Collection entries:
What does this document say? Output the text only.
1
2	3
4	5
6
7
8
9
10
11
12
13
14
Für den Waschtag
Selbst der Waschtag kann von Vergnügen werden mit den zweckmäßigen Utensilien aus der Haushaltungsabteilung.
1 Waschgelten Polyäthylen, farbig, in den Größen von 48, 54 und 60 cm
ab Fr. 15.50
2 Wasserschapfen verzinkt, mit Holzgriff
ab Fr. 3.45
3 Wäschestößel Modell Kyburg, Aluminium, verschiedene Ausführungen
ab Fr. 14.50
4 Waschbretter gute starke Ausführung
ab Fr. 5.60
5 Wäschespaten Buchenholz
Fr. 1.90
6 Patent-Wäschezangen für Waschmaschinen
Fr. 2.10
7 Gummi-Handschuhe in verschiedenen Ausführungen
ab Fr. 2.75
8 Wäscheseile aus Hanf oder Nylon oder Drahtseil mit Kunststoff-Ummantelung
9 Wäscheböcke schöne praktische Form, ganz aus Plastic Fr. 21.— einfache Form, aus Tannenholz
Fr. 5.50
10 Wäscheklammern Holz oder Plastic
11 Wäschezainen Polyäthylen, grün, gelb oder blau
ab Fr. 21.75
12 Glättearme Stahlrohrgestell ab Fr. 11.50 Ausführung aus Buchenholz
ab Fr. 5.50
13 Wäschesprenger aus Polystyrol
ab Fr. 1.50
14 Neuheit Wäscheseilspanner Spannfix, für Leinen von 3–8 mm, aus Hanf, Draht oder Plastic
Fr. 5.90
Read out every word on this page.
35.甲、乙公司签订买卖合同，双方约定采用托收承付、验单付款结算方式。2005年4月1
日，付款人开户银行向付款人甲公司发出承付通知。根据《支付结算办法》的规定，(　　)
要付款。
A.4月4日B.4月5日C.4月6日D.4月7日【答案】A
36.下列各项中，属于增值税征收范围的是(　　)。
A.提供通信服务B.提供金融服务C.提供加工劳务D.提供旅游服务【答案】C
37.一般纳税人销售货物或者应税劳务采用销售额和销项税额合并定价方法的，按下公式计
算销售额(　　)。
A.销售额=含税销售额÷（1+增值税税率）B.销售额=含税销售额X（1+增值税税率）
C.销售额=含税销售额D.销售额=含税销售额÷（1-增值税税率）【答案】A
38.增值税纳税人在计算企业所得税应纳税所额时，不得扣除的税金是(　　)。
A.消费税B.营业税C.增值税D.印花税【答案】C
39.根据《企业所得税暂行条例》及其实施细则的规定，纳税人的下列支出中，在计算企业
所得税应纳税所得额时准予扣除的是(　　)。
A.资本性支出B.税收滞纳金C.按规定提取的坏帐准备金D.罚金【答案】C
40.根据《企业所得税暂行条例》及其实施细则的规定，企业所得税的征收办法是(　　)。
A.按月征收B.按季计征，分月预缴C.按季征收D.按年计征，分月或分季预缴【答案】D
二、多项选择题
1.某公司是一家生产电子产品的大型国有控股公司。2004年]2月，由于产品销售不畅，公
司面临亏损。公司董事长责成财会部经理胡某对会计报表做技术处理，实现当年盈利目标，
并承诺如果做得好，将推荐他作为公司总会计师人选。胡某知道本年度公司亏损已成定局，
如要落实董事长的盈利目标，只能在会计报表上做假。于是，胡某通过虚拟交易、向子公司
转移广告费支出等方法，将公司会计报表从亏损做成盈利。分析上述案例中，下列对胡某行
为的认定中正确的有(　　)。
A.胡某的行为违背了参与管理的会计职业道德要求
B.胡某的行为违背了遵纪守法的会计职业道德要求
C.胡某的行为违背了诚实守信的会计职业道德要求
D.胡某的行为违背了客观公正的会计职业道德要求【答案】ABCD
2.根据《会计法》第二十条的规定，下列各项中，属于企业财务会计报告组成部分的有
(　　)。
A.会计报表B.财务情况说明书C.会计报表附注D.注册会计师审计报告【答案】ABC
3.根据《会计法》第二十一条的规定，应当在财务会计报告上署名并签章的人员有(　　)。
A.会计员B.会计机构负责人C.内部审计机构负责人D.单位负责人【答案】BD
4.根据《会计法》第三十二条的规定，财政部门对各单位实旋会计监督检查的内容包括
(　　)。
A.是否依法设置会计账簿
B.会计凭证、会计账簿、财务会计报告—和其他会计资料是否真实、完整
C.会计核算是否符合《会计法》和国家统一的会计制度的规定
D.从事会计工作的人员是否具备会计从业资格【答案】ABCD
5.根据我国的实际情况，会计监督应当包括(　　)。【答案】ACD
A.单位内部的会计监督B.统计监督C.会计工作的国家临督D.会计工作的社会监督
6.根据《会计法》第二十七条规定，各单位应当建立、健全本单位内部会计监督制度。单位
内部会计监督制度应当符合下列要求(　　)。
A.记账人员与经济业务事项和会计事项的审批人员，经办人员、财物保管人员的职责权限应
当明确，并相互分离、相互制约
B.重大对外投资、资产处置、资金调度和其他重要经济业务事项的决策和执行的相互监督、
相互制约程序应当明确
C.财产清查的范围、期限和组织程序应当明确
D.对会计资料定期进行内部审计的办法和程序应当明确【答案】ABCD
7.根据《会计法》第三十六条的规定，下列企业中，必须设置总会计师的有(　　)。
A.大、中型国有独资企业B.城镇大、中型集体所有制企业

• [Exercise task]
Scan the material above for the string "含税销售额" and return the lines that hold it.

• [Written solution]
A.销售额=含税销售额÷（1+增值税税率）B.销售额=含税销售额X（1+增值税税率）
C.销售额=含税销售额D.销售额=含税销售额÷（1-增值税税率）【答案】A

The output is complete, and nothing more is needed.